[Dataset entries on figures]
__________

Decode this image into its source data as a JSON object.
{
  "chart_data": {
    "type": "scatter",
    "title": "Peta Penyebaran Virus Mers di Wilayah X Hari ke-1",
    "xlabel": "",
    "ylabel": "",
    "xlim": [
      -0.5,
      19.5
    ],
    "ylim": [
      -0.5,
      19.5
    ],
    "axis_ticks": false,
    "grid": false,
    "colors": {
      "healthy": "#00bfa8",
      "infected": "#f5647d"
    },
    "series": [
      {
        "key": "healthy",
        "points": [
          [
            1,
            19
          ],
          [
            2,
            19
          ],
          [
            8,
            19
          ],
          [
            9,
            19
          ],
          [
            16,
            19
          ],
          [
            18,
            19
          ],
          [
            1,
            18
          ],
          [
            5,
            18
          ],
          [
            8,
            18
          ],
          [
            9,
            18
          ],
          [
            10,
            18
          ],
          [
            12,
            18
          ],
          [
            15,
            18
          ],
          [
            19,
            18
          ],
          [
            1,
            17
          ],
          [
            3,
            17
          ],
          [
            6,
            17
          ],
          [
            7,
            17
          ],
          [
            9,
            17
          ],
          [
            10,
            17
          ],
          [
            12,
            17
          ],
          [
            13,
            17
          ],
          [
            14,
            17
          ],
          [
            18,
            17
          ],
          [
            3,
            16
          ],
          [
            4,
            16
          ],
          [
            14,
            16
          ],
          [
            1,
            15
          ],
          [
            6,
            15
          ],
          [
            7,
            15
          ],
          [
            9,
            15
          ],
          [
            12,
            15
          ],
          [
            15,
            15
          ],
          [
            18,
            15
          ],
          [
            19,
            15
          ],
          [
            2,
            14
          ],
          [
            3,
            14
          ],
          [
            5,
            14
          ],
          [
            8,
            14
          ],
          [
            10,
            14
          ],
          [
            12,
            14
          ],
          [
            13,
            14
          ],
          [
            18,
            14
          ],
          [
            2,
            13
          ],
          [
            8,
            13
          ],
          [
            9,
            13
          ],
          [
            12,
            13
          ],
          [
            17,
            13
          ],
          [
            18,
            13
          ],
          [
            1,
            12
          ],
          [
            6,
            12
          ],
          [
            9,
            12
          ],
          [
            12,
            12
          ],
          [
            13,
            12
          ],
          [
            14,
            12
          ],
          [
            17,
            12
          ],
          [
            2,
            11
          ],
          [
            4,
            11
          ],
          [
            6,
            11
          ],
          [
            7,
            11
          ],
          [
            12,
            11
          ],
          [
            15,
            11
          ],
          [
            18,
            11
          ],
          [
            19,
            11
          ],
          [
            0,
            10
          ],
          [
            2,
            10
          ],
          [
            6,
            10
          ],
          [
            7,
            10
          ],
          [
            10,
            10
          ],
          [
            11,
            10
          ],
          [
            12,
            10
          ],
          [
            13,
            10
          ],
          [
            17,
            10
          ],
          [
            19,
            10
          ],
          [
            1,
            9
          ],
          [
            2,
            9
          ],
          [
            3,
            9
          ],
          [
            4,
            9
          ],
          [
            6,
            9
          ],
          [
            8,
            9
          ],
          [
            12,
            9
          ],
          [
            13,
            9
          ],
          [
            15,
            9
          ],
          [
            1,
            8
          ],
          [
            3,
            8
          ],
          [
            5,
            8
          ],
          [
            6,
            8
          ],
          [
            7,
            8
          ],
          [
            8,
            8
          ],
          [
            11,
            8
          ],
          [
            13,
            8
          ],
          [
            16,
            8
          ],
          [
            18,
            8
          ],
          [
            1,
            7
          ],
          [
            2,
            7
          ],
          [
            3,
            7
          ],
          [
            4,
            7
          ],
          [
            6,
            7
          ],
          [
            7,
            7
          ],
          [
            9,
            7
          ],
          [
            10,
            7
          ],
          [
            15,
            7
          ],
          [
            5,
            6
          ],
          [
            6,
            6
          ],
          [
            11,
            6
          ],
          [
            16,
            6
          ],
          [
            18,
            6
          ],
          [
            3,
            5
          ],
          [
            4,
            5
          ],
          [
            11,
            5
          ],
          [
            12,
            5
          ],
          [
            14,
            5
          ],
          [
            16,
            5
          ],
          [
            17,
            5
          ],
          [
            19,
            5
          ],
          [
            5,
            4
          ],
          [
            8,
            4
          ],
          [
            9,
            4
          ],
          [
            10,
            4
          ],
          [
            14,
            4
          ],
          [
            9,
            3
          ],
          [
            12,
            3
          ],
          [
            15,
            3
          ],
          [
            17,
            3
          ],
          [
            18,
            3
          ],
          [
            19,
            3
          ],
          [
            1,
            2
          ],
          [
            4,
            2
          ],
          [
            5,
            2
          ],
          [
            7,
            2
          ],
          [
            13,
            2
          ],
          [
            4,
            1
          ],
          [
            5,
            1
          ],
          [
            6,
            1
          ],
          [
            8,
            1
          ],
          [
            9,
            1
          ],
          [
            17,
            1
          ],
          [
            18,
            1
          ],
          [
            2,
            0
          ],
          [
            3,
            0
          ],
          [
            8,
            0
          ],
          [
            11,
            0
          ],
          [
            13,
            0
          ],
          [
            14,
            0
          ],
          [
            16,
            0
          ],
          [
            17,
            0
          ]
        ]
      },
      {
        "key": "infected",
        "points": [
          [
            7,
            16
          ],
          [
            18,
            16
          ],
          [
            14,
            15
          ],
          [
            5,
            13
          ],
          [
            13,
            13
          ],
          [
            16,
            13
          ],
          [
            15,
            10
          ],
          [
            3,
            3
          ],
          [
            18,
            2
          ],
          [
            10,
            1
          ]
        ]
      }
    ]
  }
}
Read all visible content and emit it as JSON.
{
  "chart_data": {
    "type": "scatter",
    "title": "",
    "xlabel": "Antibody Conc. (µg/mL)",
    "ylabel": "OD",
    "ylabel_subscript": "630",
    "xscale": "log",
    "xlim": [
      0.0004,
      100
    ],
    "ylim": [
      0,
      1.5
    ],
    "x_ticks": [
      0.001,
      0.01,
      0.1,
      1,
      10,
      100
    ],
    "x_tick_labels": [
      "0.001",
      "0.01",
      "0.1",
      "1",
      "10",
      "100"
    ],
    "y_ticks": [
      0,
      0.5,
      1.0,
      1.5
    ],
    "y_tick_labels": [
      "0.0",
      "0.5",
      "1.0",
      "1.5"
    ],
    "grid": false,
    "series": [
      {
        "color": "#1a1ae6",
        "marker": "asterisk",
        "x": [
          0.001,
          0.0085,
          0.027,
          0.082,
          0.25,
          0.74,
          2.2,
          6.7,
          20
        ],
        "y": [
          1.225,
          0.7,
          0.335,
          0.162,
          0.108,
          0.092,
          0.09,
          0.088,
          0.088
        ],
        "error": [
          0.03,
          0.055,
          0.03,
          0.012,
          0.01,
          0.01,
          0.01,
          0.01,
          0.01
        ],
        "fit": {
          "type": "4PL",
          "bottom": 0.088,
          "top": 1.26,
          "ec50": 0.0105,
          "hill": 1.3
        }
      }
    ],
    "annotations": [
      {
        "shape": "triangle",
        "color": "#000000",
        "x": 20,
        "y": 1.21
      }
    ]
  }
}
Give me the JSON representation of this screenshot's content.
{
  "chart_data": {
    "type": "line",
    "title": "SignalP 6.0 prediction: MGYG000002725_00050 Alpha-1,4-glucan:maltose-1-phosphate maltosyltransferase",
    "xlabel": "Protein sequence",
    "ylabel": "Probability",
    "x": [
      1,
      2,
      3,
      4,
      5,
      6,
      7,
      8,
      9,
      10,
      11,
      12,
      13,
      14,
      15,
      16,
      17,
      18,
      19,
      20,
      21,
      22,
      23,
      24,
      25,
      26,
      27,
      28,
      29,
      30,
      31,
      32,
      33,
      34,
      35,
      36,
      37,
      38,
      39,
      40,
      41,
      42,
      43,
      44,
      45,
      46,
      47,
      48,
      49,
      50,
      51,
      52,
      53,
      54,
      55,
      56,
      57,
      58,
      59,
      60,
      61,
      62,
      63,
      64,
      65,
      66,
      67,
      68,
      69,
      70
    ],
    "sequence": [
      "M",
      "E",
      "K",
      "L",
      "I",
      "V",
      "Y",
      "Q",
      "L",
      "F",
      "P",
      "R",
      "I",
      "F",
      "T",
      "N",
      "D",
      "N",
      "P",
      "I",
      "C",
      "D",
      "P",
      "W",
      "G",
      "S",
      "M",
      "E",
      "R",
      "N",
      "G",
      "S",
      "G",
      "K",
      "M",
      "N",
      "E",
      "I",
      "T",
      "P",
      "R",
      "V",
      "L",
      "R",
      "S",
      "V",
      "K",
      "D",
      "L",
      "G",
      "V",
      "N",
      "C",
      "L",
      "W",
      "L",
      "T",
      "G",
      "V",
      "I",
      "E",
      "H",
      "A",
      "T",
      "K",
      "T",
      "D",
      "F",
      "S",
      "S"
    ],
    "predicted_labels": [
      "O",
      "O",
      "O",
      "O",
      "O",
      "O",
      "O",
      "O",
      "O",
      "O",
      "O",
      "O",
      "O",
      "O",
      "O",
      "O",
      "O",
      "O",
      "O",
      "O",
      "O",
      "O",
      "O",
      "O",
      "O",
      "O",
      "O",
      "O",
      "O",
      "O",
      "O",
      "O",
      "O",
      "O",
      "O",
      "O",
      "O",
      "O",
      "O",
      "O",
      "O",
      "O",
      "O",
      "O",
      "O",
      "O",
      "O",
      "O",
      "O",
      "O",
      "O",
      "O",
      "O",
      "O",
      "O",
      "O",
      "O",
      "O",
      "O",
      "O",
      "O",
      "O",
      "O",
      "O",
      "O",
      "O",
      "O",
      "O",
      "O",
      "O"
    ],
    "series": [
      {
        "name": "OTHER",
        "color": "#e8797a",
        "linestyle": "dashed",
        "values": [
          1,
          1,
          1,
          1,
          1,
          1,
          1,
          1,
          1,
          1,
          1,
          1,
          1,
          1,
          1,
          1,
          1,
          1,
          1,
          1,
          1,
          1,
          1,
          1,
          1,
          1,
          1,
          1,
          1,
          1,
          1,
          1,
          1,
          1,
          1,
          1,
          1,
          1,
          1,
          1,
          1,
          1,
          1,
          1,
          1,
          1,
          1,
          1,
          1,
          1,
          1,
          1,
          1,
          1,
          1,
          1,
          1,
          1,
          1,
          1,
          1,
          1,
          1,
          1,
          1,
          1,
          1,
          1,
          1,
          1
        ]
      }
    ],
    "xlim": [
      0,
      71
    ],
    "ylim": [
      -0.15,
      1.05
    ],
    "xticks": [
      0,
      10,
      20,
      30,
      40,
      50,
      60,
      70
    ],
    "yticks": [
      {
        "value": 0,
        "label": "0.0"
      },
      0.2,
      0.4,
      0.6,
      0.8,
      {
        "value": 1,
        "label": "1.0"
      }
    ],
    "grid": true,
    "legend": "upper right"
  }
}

__________

■ TASK STATEMENT
Look above for every line with the word "type" and copy it.

■ COMPLETED TASK
    "type": "scatter",
    "type": "scatter",
          "type": "4PL",
    "type": "line",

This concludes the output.